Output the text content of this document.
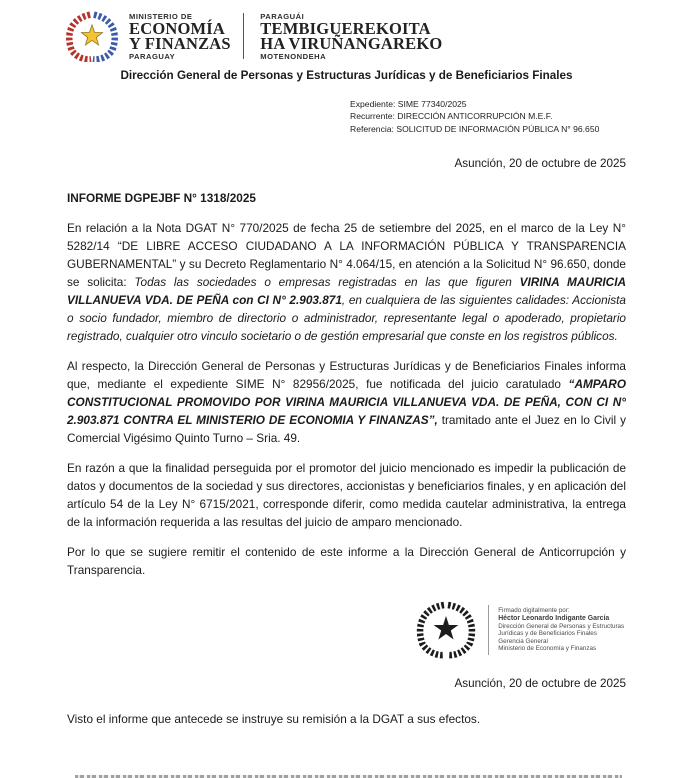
MINISTERIO DE
ECONOMÍA
Y FINANZAS
PARAGUAY
PARAGUÁI
TEMBIGUEREKOITA
HA VIRUÑANGAREKO
MOTENONDEHA
Dirección General de Personas y Estructuras Jurídicas y de Beneficiarios Finales
Expediente: SIME 77340/2025
Recurrente: DIRECCIÓN ANTICORRUPCIÓN M.E.F.
Referencia: SOLICITUD DE INFORMACIÓN PÚBLICA N° 96.650
Asunción, 20 de octubre de 2025
INFORME DGPEJBF N° 1318/2025

En relación a la Nota DGAT N° 770/2025 de fecha 25 de setiembre del 2025, en el marco de la Ley N° 5282/14 “DE LIBRE ACCESO CIUDADANO A LA INFORMACIÓN PÚBLICA Y TRANSPARENCIA GUBERNAMENTAL” y su Decreto Reglamentario N° 4.064/15, en atención a la Solicitud N° 96.650, donde se solicita: Todas las sociedades o empresas registradas en las que figuren VIRINA MAURICIA VILLANUEVA VDA. DE PEÑA con CI N° 2.903.871, en cualquiera de las siguientes calidades: Accionista o socio fundador, miembro de directorio o administrador, representante legal o apoderado, propietario registrado, cualquier otro vinculo societario o de gestión empresarial que conste en los registros públicos.

Al respecto, la Dirección General de Personas y Estructuras Jurídicas y de Beneficiarios Finales informa que, mediante el expediente SIME N° 82956/2025, fue notificada del juicio caratulado “AMPARO CONSTITUCIONAL PROMOVIDO POR VIRINA MAURICIA VILLANUEVA VDA. DE PEÑA, CON CI N° 2.903.871 CONTRA EL MINISTERIO DE ECONOMIA Y FINANZAS”, tramitado ante el Juez en lo Civil y Comercial Vigésimo Quinto Turno – Sria. 49.

En razón a que la finalidad perseguida por el promotor del juicio mencionado es impedir la publicación de datos y documentos de la sociedad y sus directores, accionistas y beneficiarios finales, y en aplicación del artículo 54 de la Ley N° 6715/2021, corresponde diferir, como medida cautelar administrativa, la entrega de la información requerida a las resultas del juicio de amparo mencionado.

Por lo que se sugiere remitir el contenido de este informe a la Dirección General de Anticorrupción y Transparencia.

Firmado digitalmente por:
Héctor Leonardo Indigante García
Dirección General de Personas y Estructuras Jurídicas y de Beneficiarios Finales
Gerencia General
Ministerio de Economía y Finanzas
Asunción, 20 de octubre de 2025
Visto el informe que antecede se instruye su remisión a la DGAT a sus efectos.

-------------------------

* _STATED GOAL_
Extract the full listing above verbatim; pictures are to be left out of the copy.

* _RESULT_
Output the text content of this document.
MINISTERIO DE
ECONOMÍA
Y FINANZAS
PARAGUAY
PARAGUÁI
TEMBIGUEREKOITA
HA VIRUÑANGAREKO
MOTENONDEHA
Dirección General de Personas y Estructuras Jurídicas y de Beneficiarios Finales
Expediente: SIME 77340/2025
Recurrente: DIRECCIÓN ANTICORRUPCIÓN M.E.F.
Referencia: SOLICITUD DE INFORMACIÓN PÚBLICA N° 96.650
Asunción, 20 de octubre de 2025
INFORME DGPEJBF N° 1318/2025

En relación a la Nota DGAT N° 770/2025 de fecha 25 de setiembre del 2025, en el marco de la Ley N° 5282/14 “DE LIBRE ACCESO CIUDADANO A LA INFORMACIÓN PÚBLICA Y TRANSPARENCIA GUBERNAMENTAL” y su Decreto Reglamentario N° 4.064/15, en atención a la Solicitud N° 96.650, donde se solicita: Todas las sociedades o empresas registradas en las que figuren VIRINA MAURICIA VILLANUEVA VDA. DE PEÑA con CI N° 2.903.871, en cualquiera de las siguientes calidades: Accionista o socio fundador, miembro de directorio o administrador, representante legal o apoderado, propietario registrado, cualquier otro vinculo societario o de gestión empresarial que conste en los registros públicos.

Al respecto, la Dirección General de Personas y Estructuras Jurídicas y de Beneficiarios Finales informa que, mediante el expediente SIME N° 82956/2025, fue notificada del juicio caratulado “AMPARO CONSTITUCIONAL PROMOVIDO POR VIRINA MAURICIA VILLANUEVA VDA. DE PEÑA, CON CI N° 2.903.871 CONTRA EL MINISTERIO DE ECONOMIA Y FINANZAS”, tramitado ante el Juez en lo Civil y Comercial Vigésimo Quinto Turno – Sria. 49.

En razón a que la finalidad perseguida por el promotor del juicio mencionado es impedir la publicación de datos y documentos de la sociedad y sus directores, accionistas y beneficiarios finales, y en aplicación del artículo 54 de la Ley N° 6715/2021, corresponde diferir, como medida cautelar administrativa, la entrega de la información requerida a las resultas del juicio de amparo mencionado.

Por lo que se sugiere remitir el contenido de este informe a la Dirección General de Anticorrupción y Transparencia.

Firmado digitalmente por:
Héctor Leonardo Indigante García
Dirección General de Personas y Estructuras Jurídicas y de Beneficiarios Finales
Gerencia General
Ministerio de Economía y Finanzas
Asunción, 20 de octubre de 2025
Visto el informe que antecede se instruye su remisión a la DGAT a sus efectos.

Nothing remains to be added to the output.